Collected data entries
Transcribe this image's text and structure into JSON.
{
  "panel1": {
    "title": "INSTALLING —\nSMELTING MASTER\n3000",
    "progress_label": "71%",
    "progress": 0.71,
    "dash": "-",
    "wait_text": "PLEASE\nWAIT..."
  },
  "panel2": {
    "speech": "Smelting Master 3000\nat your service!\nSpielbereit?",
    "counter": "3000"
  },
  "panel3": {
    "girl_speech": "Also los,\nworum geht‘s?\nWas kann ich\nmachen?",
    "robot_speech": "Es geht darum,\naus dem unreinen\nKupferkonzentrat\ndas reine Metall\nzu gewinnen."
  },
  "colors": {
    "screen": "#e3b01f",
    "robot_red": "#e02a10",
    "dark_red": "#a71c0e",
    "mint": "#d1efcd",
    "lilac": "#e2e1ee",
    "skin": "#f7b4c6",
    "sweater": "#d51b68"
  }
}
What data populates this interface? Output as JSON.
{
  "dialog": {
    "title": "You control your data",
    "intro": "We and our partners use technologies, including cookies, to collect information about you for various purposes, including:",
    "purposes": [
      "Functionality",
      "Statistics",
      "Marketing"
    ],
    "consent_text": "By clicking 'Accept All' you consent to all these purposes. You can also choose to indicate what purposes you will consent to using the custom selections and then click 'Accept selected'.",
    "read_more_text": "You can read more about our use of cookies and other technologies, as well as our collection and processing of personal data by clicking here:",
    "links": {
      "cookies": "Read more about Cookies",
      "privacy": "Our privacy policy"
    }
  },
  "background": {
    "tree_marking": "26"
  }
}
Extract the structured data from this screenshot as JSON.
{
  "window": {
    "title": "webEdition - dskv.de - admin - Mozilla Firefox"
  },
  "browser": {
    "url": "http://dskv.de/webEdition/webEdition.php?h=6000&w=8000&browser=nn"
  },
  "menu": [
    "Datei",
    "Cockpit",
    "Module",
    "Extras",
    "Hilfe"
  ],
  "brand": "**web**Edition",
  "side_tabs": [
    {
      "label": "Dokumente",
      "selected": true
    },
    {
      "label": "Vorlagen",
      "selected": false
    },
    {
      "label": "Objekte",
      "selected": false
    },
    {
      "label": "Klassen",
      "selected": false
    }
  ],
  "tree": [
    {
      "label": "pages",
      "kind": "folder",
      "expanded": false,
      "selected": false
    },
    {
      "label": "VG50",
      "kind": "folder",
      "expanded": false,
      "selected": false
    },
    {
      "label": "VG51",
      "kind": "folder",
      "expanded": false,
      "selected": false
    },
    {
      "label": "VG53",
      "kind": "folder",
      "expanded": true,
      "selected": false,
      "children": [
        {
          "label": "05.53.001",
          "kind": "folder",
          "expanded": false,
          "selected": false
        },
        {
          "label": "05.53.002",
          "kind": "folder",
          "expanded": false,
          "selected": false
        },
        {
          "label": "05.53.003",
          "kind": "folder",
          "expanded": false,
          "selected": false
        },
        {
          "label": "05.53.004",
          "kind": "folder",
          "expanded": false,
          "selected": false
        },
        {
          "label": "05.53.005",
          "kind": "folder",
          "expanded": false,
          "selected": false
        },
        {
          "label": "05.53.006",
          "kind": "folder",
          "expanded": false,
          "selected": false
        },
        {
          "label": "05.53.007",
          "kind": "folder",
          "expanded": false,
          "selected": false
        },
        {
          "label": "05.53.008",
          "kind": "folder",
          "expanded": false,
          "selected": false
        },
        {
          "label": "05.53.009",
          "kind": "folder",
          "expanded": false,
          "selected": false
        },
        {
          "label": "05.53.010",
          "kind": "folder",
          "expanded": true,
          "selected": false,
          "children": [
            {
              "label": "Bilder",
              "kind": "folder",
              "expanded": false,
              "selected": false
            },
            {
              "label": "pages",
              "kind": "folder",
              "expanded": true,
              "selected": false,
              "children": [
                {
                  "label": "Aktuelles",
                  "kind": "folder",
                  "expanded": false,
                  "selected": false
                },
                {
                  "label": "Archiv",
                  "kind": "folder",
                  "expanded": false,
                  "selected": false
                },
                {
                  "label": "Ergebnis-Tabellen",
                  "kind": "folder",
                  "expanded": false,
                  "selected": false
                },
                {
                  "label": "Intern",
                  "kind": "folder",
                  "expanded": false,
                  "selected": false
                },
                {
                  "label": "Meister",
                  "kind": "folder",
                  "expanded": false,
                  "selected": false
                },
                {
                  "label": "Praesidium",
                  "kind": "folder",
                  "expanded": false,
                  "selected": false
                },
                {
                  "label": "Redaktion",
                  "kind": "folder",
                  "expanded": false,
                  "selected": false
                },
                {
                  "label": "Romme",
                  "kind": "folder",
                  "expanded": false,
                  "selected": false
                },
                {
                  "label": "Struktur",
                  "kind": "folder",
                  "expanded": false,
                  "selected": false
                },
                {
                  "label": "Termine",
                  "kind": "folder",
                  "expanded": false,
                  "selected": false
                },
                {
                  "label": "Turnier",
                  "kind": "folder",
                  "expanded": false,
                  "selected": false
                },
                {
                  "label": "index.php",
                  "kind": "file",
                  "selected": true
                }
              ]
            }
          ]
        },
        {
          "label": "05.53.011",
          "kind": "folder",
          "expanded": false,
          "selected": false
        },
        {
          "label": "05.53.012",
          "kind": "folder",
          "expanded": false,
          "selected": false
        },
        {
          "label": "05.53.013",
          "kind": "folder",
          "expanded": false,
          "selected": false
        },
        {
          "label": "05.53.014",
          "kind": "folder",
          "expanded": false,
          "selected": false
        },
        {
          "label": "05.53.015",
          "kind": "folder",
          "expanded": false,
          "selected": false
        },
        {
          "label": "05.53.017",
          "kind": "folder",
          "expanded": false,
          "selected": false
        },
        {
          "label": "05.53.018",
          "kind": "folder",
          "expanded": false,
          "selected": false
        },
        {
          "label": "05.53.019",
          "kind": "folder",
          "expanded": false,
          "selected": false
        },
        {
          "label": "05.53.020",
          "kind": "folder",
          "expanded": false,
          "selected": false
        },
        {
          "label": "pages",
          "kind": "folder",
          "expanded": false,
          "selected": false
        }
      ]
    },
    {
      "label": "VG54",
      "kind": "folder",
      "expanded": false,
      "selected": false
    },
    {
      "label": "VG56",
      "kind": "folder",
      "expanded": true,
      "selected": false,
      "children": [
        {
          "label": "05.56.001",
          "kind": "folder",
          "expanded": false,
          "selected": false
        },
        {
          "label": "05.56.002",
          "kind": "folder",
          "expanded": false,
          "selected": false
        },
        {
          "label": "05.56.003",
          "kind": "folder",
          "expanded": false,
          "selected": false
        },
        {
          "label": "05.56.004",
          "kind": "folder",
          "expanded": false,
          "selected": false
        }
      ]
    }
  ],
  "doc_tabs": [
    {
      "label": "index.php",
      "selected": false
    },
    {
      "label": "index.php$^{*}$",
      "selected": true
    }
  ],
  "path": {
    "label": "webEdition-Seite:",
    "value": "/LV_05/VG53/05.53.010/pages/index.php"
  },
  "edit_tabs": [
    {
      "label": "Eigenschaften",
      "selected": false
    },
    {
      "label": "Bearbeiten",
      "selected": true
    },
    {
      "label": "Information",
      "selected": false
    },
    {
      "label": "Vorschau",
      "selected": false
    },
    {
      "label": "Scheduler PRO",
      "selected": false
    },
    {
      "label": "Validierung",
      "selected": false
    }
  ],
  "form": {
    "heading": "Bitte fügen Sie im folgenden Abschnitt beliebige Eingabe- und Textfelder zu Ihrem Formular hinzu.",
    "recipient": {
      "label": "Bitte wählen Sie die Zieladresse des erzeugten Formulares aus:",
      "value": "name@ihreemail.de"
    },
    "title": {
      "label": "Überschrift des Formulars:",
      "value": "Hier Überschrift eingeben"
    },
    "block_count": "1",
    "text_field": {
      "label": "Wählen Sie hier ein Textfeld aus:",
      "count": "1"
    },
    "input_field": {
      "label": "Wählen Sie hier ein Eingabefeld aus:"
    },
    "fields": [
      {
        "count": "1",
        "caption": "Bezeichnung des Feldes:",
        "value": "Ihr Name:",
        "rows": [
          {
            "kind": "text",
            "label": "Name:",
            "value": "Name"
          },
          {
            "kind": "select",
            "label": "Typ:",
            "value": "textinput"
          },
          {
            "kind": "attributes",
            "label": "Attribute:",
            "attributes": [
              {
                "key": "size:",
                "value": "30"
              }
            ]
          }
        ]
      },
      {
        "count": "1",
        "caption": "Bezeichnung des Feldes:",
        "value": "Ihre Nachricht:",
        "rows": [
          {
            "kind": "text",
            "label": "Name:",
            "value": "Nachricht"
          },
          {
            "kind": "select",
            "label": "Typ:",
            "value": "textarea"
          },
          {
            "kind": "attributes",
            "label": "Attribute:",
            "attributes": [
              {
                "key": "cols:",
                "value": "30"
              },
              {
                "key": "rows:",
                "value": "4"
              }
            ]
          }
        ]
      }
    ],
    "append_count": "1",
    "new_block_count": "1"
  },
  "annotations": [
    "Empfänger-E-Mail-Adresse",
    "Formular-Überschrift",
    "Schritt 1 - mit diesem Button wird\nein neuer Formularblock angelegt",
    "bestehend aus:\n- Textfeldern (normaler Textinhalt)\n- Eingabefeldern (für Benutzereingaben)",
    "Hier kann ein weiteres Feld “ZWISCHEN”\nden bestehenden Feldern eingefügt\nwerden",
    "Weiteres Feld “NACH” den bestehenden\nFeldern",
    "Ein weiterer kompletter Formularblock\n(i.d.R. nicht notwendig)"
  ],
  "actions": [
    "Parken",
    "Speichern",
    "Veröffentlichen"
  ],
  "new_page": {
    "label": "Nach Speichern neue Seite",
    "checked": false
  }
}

__PROBLEM STATEMENT__.
Report every line in the data above in which the word "pages" appears.

__WRITTEN RESPONSE__.
      "label": "pages",
              "label": "pages",
          "label": "pages",
    "value": "/LV_05/VG53/05.53.010/pages/index.php"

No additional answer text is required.